● Stated exercise:
Express every line of the items below as a Markdown table with the columns Row and Line, numbering the rows and skipping any blank lines. Leave the pictures out.

● Listing:
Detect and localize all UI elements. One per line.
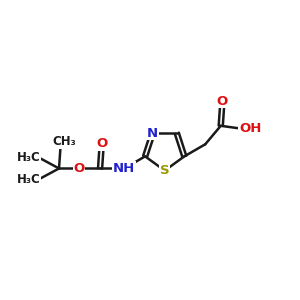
Text: O: O <box>73 162 84 175</box>
Text: O: O <box>217 94 228 108</box>
Text: N: N <box>147 127 158 140</box>
Text: NH: NH <box>113 162 135 175</box>
Text: O: O <box>96 137 107 150</box>
Text: S: S <box>160 164 169 177</box>
Text: OH: OH <box>239 122 261 135</box>
Text: H₃C: H₃C <box>17 151 41 164</box>
Text: H₃C: H₃C <box>17 173 41 186</box>
Text: CH₃: CH₃ <box>52 135 76 148</box>
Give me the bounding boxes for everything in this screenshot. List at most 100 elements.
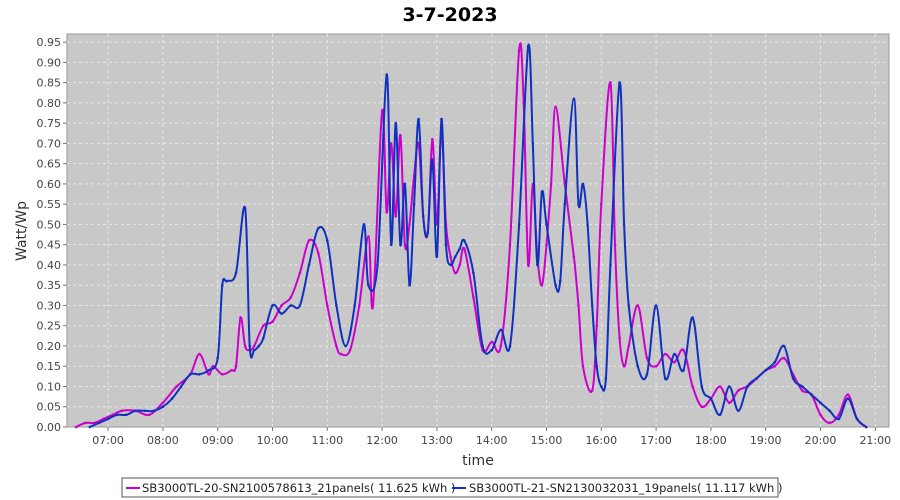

● Output of the exercise:
| Row | Line |
|---|---|
| 1 | Detect and localize all UI elements. One per line. |
| 2 | Text: O: O <box>73 162 84 175</box> |
| 3 | Text: O: O <box>217 94 228 108</box> |
| 4 | Text: N: N <box>147 127 158 140</box> |
| 5 | Text: NH: NH <box>113 162 135 175</box> |
| 6 | Text: O: O <box>96 137 107 150</box> |
| 7 | Text: S: S <box>160 164 169 177</box> |
| 8 | Text: OH: OH <box>239 122 261 135</box> |
| 9 | Text: H₃C: H₃C <box>17 151 41 164</box> |
| 10 | Text: H₃C: H₃C <box>17 173 41 186</box> |
| 11 | Text: CH₃: CH₃ <box>52 135 76 148</box> |
| 12 | Give me the bounding boxes for everything in this screenshot. List at most 100 elements. |